>> Start Raw data

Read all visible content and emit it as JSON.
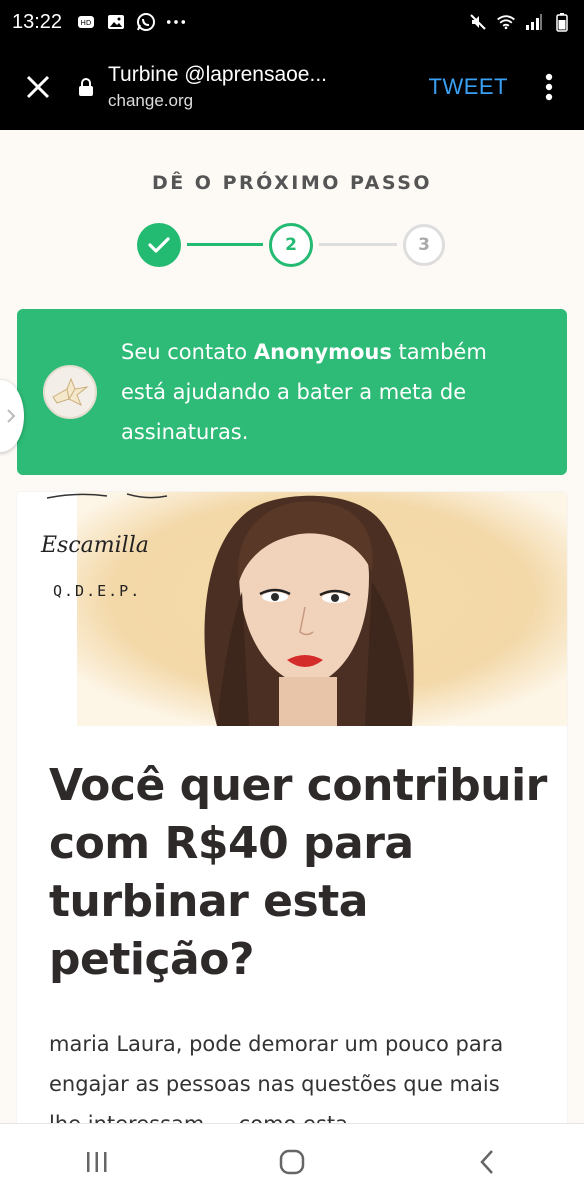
{
  "status_bar": {
    "time": "13:22",
    "left_icons": [
      "hd-icon",
      "image-icon",
      "whatsapp-icon",
      "more-dots-icon"
    ],
    "right_icons": [
      "mute-icon",
      "wifi-icon",
      "signal-icon",
      "battery-icon"
    ]
  },
  "browser": {
    "title": "Turbine @laprensaoe...",
    "url": "change.org",
    "tweet_label": "TWEET"
  },
  "stepper": {
    "heading": "DÊ O PRÓXIMO PASSO",
    "steps": [
      {
        "label": "",
        "state": "done"
      },
      {
        "label": "2",
        "state": "current"
      },
      {
        "label": "3",
        "state": "upcoming"
      }
    ]
  },
  "notice": {
    "prefix": "Seu contato ",
    "name": "Anonymous",
    "suffix": " também está ajudando a bater a meta de assinaturas."
  },
  "illustration": {
    "handwriting_line1": "Escamilla",
    "handwriting_line2": "Q.D.E.P."
  },
  "card": {
    "title": "Você quer contribuir com R$40 para turbinar esta petição?",
    "body": "maria Laura, pode demorar um pouco para engajar as pessoas nas questões que mais lhe interessam — como esta"
  },
  "colors": {
    "accent_green": "#2dbb77",
    "tweet_blue": "#3aa0f3"
  }
}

>> End Raw data

Select every line of the material above holding the word "title" and copy it.

    "title": "Turbine @laprensaoe...",
    "title": "Você quer contribuir com R$40 para turbinar esta petição?",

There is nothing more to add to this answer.